(Entries with figure data)
━━━

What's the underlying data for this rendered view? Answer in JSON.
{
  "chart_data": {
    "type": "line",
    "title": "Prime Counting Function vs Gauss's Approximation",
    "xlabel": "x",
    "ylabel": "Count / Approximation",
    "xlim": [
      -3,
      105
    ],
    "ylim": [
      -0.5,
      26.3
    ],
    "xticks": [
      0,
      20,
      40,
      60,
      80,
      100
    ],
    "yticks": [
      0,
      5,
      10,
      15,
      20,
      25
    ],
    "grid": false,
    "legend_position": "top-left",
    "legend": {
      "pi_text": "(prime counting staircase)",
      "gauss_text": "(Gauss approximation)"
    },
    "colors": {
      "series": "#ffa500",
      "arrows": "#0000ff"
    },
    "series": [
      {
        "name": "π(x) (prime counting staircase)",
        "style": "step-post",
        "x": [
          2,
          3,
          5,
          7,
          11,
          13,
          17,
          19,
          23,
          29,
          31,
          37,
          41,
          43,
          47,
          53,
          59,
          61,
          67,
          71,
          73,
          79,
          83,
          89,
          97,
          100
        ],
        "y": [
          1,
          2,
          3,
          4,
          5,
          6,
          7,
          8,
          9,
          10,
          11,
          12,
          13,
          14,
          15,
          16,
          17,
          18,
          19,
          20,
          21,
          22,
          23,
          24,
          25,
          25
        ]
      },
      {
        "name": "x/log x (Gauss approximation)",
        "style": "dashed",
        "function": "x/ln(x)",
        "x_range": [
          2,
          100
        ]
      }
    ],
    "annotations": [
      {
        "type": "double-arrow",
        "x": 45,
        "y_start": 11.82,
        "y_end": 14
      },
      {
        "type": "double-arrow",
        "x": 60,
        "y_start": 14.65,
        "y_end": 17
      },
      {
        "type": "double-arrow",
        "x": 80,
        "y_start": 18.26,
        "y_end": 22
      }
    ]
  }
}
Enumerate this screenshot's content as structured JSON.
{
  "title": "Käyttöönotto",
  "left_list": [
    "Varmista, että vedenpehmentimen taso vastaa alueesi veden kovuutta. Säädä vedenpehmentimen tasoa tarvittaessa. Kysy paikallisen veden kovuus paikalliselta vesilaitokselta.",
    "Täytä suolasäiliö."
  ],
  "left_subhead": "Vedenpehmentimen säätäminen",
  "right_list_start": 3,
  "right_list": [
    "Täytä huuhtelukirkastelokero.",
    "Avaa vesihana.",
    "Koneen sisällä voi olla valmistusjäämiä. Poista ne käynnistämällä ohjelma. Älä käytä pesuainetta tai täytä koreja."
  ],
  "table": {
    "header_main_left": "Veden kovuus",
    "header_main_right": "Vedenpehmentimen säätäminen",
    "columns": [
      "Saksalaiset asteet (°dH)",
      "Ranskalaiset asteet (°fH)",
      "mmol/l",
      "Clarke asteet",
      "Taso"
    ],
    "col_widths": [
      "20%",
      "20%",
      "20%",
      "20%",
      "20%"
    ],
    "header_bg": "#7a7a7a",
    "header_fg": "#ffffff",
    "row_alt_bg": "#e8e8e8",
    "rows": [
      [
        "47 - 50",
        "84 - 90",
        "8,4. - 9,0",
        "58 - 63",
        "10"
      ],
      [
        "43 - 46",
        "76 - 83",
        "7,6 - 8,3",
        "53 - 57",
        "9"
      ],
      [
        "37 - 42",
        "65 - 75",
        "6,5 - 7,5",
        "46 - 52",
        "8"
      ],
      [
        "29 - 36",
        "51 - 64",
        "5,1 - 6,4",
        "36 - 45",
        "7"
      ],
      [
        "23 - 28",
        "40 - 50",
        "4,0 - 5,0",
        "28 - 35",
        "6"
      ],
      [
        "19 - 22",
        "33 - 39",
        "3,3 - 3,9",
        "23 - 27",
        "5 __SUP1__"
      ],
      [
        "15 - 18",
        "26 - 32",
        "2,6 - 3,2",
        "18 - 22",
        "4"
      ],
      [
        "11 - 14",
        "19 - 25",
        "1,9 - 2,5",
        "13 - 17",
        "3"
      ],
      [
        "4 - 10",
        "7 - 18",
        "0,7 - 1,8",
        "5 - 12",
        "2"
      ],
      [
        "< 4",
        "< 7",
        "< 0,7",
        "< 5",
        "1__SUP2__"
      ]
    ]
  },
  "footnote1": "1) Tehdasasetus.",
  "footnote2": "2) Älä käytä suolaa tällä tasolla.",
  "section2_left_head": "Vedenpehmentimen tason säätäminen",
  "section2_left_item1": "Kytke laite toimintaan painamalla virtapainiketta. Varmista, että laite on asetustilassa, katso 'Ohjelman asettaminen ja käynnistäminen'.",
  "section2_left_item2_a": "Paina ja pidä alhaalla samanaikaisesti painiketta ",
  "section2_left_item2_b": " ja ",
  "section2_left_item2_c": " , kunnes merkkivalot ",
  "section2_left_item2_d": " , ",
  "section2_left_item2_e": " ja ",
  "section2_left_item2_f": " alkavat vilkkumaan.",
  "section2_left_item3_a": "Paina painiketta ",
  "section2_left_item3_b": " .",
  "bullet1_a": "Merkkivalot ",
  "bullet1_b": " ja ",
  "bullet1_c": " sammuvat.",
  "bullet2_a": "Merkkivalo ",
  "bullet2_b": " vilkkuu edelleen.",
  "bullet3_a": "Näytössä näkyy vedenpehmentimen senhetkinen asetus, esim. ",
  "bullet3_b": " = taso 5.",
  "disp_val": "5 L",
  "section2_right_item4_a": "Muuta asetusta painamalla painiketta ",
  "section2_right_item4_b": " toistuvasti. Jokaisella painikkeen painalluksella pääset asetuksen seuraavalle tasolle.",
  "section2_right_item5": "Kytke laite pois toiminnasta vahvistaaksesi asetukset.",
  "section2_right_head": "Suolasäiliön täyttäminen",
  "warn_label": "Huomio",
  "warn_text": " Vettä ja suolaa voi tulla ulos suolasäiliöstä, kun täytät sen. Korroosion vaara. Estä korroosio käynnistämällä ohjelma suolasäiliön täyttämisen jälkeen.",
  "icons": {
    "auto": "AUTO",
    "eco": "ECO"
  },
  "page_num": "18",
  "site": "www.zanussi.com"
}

━━━

* Goal of the exercise:
Pull out every line of the records that includes the string "käytä".

* Solution for this problem:
    "Koneen sisällä voi olla valmistusjäämiä. Poista ne käynnistämällä ohjelma. Älä käytä pesuainetta tai täytä koreja."
  "footnote2": "2) Älä käytä suolaa tällä tasolla.",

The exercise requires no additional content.